▸ Data extract
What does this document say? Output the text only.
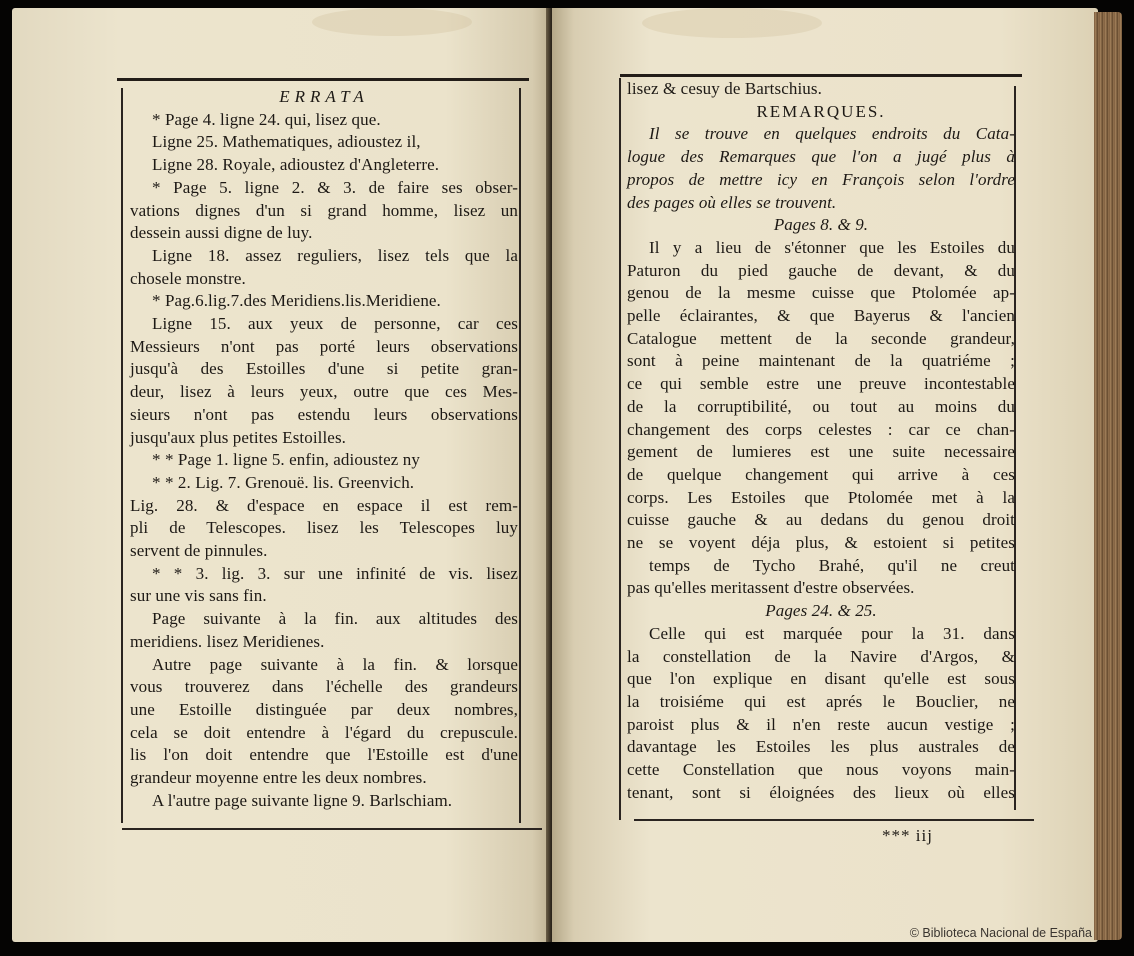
ERRATA
* Page 4. ligne 24. qui, lisez que.
Ligne 25. Mathematiques, adioustez il,
Ligne 28. Royale, adioustez d'Angleterre.
* Page 5. ligne 2. & 3. de faire ses obser-
vations dignes d'un si grand homme, lisez un
dessein aussi digne de luy.
Ligne 18. assez reguliers, lisez tels que la
chosele monstre.
* Pag.6.lig.7.des Meridiens.lis.Meridiene.
Ligne 15. aux yeux de personne, car ces
Messieurs n'ont pas porté leurs observations
jusqu'à des Estoilles d'une si petite gran-
deur, lisez à leurs yeux, outre que ces Mes-
sieurs n'ont pas estendu leurs observations
jusqu'aux plus petites Estoilles.
* * Page 1. ligne 5. enfin, adioustez ny
* * 2. Lig. 7. Grenouë. lis. Greenvich.
Lig. 28. & d'espace en espace il est rem-
pli de Telescopes. lisez les Telescopes luy
servent de pinnules.
* * 3. lig. 3. sur une infinité de vis. lisez
sur une vis sans fin.
Page suivante à la fin. aux altitudes des
meridiens. lisez Meridienes.
Autre page suivante à la fin. & lorsque
vous trouverez dans l'échelle des grandeurs
une Estoille distinguée par deux nombres,
cela se doit entendre à l'égard du crepuscule.
lis l'on doit entendre que l'Estoille est d'une
grandeur moyenne entre les deux nombres.
A l'autre page suivante ligne 9. Barlschiam.
lisez & cesuy de Bartschius.
REMARQUES.
Il se trouve en quelques endroits du Cata-
logue des Remarques que l'on a jugé plus à
propos de mettre icy en François selon l'ordre
des pages où elles se trouvent.
Pages 8. & 9.
Il y a lieu de s'étonner que les Estoiles du
Paturon du pied gauche de devant, & du
genou de la mesme cuisse que Ptolomée ap-
pelle éclairantes, & que Bayerus & l'ancien
Catalogue mettent de la seconde grandeur,
sont à peine maintenant de la quatriéme ;
ce qui semble estre une preuve incontestable
de la corruptibilité, ou tout au moins du
changement des corps celestes : car ce chan-
gement de lumieres est une suite necessaire
de quelque changement qui arrive à ces
corps. Les Estoiles que Ptolomée met à la
cuisse gauche & au dedans du genou droit
ne se voyent déja plus, & estoient si petites
temps de Tycho Brahé, qu'il ne creut
pas qu'elles meritassent d'estre observées.
Pages 24. & 25.
Celle qui est marquée pour la 31. dans
la constellation de la Navire d'Argos, &
que l'on explique en disant qu'elle est sous
la troisiéme qui est aprés le Bouclier, ne
paroist plus & il n'en reste aucun vestige ;
davantage les Estoiles les plus australes de
cette Constellation que nous voyons main-
tenant, sont si éloignées des lieux où elles
*** iij
© Biblioteca Nacional de España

▸ Stated exercise
Pictures in the records above are not copied; print everything else exactly.

▸ Exercise answer
What does this document say? Output the text only.
ERRATA
* Page 4. ligne 24. qui, lisez que.
Ligne 25. Mathematiques, adioustez il,
Ligne 28. Royale, adioustez d'Angleterre.
* Page 5. ligne 2. & 3. de faire ses obser-
vations dignes d'un si grand homme, lisez un
dessein aussi digne de luy.
Ligne 18. assez reguliers, lisez tels que la
chosele monstre.
* Pag.6.lig.7.des Meridiens.lis.Meridiene.
Ligne 15. aux yeux de personne, car ces
Messieurs n'ont pas porté leurs observations
jusqu'à des Estoilles d'une si petite gran-
deur, lisez à leurs yeux, outre que ces Mes-
sieurs n'ont pas estendu leurs observations
jusqu'aux plus petites Estoilles.
* * Page 1. ligne 5. enfin, adioustez ny
* * 2. Lig. 7. Grenouë. lis. Greenvich.
Lig. 28. & d'espace en espace il est rem-
pli de Telescopes. lisez les Telescopes luy
servent de pinnules.
* * 3. lig. 3. sur une infinité de vis. lisez
sur une vis sans fin.
Page suivante à la fin. aux altitudes des
meridiens. lisez Meridienes.
Autre page suivante à la fin. & lorsque
vous trouverez dans l'échelle des grandeurs
une Estoille distinguée par deux nombres,
cela se doit entendre à l'égard du crepuscule.
lis l'on doit entendre que l'Estoille est d'une
grandeur moyenne entre les deux nombres.
A l'autre page suivante ligne 9. Barlschiam.
lisez & cesuy de Bartschius.
REMARQUES.
Il se trouve en quelques endroits du Cata-
logue des Remarques que l'on a jugé plus à
propos de mettre icy en François selon l'ordre
des pages où elles se trouvent.
Pages 8. & 9.
Il y a lieu de s'étonner que les Estoiles du
Paturon du pied gauche de devant, & du
genou de la mesme cuisse que Ptolomée ap-
pelle éclairantes, & que Bayerus & l'ancien
Catalogue mettent de la seconde grandeur,
sont à peine maintenant de la quatriéme ;
ce qui semble estre une preuve incontestable
de la corruptibilité, ou tout au moins du
changement des corps celestes : car ce chan-
gement de lumieres est une suite necessaire
de quelque changement qui arrive à ces
corps. Les Estoiles que Ptolomée met à la
cuisse gauche & au dedans du genou droit
ne se voyent déja plus, & estoient si petites
temps de Tycho Brahé, qu'il ne creut
pas qu'elles meritassent d'estre observées.
Pages 24. & 25.
Celle qui est marquée pour la 31. dans
la constellation de la Navire d'Argos, &
que l'on explique en disant qu'elle est sous
la troisiéme qui est aprés le Bouclier, ne
paroist plus & il n'en reste aucun vestige ;
davantage les Estoiles les plus australes de
cette Constellation que nous voyons main-
tenant, sont si éloignées des lieux où elles
*** iij
© Biblioteca Nacional de España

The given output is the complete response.